==== MATERIAL PROVIDED ====

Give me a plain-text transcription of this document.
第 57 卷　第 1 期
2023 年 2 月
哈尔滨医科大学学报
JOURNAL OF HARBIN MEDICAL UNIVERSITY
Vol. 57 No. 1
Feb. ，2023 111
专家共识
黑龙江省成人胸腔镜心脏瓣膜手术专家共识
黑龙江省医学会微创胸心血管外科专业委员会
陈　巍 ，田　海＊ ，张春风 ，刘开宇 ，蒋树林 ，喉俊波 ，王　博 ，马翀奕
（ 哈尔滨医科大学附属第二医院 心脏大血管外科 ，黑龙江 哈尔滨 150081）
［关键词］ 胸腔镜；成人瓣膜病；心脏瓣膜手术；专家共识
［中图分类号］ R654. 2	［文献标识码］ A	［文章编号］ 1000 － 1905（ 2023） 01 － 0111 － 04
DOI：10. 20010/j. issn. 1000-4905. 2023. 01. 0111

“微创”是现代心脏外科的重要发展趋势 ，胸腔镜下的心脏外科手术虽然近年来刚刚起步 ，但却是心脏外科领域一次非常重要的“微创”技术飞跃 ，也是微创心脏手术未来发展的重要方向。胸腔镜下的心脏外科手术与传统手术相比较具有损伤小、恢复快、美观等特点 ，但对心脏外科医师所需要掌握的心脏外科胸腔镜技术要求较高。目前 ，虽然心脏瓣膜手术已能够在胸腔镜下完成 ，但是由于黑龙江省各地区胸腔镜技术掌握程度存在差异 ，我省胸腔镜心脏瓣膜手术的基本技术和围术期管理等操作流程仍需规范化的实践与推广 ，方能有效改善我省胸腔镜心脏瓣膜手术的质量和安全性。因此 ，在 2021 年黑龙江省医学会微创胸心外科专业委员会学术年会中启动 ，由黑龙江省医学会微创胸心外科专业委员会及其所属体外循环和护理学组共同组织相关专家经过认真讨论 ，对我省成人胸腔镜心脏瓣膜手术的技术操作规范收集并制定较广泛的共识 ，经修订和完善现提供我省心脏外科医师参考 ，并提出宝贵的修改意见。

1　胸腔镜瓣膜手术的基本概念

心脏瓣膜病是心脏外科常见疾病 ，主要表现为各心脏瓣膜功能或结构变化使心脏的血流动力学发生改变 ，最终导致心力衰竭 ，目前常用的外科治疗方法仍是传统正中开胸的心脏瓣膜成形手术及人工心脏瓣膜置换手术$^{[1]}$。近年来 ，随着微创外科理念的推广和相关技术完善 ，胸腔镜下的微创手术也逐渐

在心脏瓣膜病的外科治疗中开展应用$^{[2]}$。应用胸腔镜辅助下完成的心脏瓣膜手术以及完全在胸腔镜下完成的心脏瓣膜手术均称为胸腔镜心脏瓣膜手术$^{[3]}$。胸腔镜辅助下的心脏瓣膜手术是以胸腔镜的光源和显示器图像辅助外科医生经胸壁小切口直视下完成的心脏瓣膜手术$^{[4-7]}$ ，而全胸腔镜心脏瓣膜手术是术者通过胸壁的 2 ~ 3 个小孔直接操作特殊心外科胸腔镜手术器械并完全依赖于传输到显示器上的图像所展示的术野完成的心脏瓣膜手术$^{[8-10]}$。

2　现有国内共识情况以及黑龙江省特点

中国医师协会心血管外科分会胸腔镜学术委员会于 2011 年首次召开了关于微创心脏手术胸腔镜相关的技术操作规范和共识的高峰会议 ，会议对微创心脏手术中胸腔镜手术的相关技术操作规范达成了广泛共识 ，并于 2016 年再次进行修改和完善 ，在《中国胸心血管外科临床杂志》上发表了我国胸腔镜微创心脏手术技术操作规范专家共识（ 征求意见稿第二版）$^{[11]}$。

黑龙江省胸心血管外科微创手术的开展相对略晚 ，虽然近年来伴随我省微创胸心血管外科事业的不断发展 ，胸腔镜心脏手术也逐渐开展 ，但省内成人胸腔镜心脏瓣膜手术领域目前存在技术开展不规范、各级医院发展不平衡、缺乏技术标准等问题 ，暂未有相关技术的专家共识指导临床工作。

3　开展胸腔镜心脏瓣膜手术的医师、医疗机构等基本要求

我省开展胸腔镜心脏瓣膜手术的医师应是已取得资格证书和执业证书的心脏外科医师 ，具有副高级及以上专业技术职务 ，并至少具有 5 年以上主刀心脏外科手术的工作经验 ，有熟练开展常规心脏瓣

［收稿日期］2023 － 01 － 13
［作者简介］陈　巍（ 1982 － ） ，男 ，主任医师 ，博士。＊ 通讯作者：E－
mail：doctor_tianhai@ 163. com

====

* **WRITTEN EXERCISE**: Extract each entry in full, exactly as given.

* **WRITTEN SOLUTION**:
Give me a plain-text transcription of this document.
第 57 卷　第 1 期
2023 年 2 月
哈尔滨医科大学学报
JOURNAL OF HARBIN MEDICAL UNIVERSITY
Vol. 57 No. 1
Feb. ，2023 111
专家共识
黑龙江省成人胸腔镜心脏瓣膜手术专家共识
黑龙江省医学会微创胸心血管外科专业委员会
陈　巍 ，田　海＊ ，张春风 ，刘开宇 ，蒋树林 ，喉俊波 ，王　博 ，马翀奕
（ 哈尔滨医科大学附属第二医院 心脏大血管外科 ，黑龙江 哈尔滨 150081）
［关键词］ 胸腔镜；成人瓣膜病；心脏瓣膜手术；专家共识
［中图分类号］ R654. 2	［文献标识码］ A	［文章编号］ 1000 － 1905（ 2023） 01 － 0111 － 04
DOI：10. 20010/j. issn. 1000-4905. 2023. 01. 0111

“微创”是现代心脏外科的重要发展趋势 ，胸腔镜下的心脏外科手术虽然近年来刚刚起步 ，但却是心脏外科领域一次非常重要的“微创”技术飞跃 ，也是微创心脏手术未来发展的重要方向。胸腔镜下的心脏外科手术与传统手术相比较具有损伤小、恢复快、美观等特点 ，但对心脏外科医师所需要掌握的心脏外科胸腔镜技术要求较高。目前 ，虽然心脏瓣膜手术已能够在胸腔镜下完成 ，但是由于黑龙江省各地区胸腔镜技术掌握程度存在差异 ，我省胸腔镜心脏瓣膜手术的基本技术和围术期管理等操作流程仍需规范化的实践与推广 ，方能有效改善我省胸腔镜心脏瓣膜手术的质量和安全性。因此 ，在 2021 年黑龙江省医学会微创胸心外科专业委员会学术年会中启动 ，由黑龙江省医学会微创胸心外科专业委员会及其所属体外循环和护理学组共同组织相关专家经过认真讨论 ，对我省成人胸腔镜心脏瓣膜手术的技术操作规范收集并制定较广泛的共识 ，经修订和完善现提供我省心脏外科医师参考 ，并提出宝贵的修改意见。

1　胸腔镜瓣膜手术的基本概念

心脏瓣膜病是心脏外科常见疾病 ，主要表现为各心脏瓣膜功能或结构变化使心脏的血流动力学发生改变 ，最终导致心力衰竭 ，目前常用的外科治疗方法仍是传统正中开胸的心脏瓣膜成形手术及人工心脏瓣膜置换手术$^{[1]}$。近年来 ，随着微创外科理念的推广和相关技术完善 ，胸腔镜下的微创手术也逐渐

在心脏瓣膜病的外科治疗中开展应用$^{[2]}$。应用胸腔镜辅助下完成的心脏瓣膜手术以及完全在胸腔镜下完成的心脏瓣膜手术均称为胸腔镜心脏瓣膜手术$^{[3]}$。胸腔镜辅助下的心脏瓣膜手术是以胸腔镜的光源和显示器图像辅助外科医生经胸壁小切口直视下完成的心脏瓣膜手术$^{[4-7]}$ ，而全胸腔镜心脏瓣膜手术是术者通过胸壁的 2 ~ 3 个小孔直接操作特殊心外科胸腔镜手术器械并完全依赖于传输到显示器上的图像所展示的术野完成的心脏瓣膜手术$^{[8-10]}$。

2　现有国内共识情况以及黑龙江省特点

中国医师协会心血管外科分会胸腔镜学术委员会于 2011 年首次召开了关于微创心脏手术胸腔镜相关的技术操作规范和共识的高峰会议 ，会议对微创心脏手术中胸腔镜手术的相关技术操作规范达成了广泛共识 ，并于 2016 年再次进行修改和完善 ，在《中国胸心血管外科临床杂志》上发表了我国胸腔镜微创心脏手术技术操作规范专家共识（ 征求意见稿第二版）$^{[11]}$。

黑龙江省胸心血管外科微创手术的开展相对略晚 ，虽然近年来伴随我省微创胸心血管外科事业的不断发展 ，胸腔镜心脏手术也逐渐开展 ，但省内成人胸腔镜心脏瓣膜手术领域目前存在技术开展不规范、各级医院发展不平衡、缺乏技术标准等问题 ，暂未有相关技术的专家共识指导临床工作。

3　开展胸腔镜心脏瓣膜手术的医师、医疗机构等基本要求

我省开展胸腔镜心脏瓣膜手术的医师应是已取得资格证书和执业证书的心脏外科医师 ，具有副高级及以上专业技术职务 ，并至少具有 5 年以上主刀心脏外科手术的工作经验 ，有熟练开展常规心脏瓣

［收稿日期］2023 － 01 － 13
［作者简介］陈　巍（ 1982 － ） ，男 ，主任医师 ，博士。＊ 通讯作者：E－
mail：doctor_tianhai@ 163. com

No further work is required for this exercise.